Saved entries
— Start —

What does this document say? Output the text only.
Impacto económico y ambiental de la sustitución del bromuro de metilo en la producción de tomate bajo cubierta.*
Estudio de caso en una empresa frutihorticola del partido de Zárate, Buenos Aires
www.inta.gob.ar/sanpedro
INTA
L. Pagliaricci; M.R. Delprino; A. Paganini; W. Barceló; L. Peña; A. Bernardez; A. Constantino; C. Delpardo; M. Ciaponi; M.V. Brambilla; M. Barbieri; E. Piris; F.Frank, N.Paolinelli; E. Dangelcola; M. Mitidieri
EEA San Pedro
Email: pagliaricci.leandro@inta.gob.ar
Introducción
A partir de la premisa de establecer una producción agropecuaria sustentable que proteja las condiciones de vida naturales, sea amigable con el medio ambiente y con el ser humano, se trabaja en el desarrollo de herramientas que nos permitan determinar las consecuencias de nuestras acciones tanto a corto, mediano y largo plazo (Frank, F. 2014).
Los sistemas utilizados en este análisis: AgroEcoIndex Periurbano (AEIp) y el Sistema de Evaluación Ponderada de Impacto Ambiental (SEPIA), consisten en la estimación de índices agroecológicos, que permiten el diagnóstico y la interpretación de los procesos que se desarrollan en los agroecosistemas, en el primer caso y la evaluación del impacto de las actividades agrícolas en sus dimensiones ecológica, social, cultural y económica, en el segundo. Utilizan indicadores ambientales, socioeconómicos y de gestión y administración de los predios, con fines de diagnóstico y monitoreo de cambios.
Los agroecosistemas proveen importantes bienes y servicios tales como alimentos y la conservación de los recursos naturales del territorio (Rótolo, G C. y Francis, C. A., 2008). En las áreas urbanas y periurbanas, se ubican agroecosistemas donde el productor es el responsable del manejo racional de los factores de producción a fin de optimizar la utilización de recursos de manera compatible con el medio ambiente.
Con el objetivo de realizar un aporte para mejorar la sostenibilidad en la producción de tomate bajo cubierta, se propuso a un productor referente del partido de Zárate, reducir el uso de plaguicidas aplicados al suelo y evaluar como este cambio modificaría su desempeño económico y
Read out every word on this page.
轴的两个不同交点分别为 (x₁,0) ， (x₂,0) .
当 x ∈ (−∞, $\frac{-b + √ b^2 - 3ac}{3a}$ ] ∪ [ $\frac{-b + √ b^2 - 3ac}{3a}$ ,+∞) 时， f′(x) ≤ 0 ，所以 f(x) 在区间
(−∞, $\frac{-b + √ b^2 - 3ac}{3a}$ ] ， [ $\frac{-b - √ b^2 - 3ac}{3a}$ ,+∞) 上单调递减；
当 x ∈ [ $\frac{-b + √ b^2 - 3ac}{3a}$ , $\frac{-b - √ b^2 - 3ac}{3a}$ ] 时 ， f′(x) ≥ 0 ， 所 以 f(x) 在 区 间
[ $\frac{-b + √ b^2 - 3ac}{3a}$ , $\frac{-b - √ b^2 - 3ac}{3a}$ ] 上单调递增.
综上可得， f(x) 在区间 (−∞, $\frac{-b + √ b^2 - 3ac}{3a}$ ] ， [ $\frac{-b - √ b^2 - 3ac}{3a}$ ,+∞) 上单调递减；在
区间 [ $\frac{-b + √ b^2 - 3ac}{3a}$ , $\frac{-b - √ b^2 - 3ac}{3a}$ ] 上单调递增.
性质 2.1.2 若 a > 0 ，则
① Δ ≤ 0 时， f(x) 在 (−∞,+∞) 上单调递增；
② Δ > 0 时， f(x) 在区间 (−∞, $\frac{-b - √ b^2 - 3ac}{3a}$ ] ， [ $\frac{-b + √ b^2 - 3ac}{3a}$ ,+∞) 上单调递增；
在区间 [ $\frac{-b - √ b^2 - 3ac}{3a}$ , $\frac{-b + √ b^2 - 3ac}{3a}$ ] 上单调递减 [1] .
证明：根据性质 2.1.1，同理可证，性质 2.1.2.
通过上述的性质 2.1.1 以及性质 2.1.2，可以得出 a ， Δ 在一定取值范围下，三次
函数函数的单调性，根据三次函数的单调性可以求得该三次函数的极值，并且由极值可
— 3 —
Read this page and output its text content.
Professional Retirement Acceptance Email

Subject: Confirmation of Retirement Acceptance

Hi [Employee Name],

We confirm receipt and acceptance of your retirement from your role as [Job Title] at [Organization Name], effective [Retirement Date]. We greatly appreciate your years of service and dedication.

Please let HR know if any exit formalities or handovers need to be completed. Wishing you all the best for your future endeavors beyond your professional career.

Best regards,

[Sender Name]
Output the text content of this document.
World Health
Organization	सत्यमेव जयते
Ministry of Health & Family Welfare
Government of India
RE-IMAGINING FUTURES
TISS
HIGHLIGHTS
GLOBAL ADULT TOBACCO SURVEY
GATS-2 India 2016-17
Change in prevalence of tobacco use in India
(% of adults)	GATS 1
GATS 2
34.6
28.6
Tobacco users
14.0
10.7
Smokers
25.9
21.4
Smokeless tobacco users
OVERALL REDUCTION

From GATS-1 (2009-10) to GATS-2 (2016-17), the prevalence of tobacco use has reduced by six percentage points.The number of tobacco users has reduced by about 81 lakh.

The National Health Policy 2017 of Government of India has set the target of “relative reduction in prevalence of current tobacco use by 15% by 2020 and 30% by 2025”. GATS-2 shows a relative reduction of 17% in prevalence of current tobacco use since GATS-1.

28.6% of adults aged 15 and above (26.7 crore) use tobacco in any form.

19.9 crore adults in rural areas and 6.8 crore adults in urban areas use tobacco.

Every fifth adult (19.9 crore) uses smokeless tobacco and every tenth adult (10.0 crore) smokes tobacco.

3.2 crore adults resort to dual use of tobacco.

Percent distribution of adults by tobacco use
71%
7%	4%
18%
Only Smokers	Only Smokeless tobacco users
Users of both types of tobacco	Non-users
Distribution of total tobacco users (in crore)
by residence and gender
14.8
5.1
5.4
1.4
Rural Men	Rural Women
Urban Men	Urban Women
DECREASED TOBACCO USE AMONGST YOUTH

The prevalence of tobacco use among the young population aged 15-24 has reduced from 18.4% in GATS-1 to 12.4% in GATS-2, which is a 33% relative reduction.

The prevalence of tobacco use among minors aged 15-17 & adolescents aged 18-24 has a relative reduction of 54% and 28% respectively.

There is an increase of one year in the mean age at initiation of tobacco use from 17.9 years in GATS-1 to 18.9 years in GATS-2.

— End —

* AIM
Which lines in the data above contain "Women"? Show each one.

* WORKED ANSWER
Rural Men	Rural Women
Urban Men	Urban Women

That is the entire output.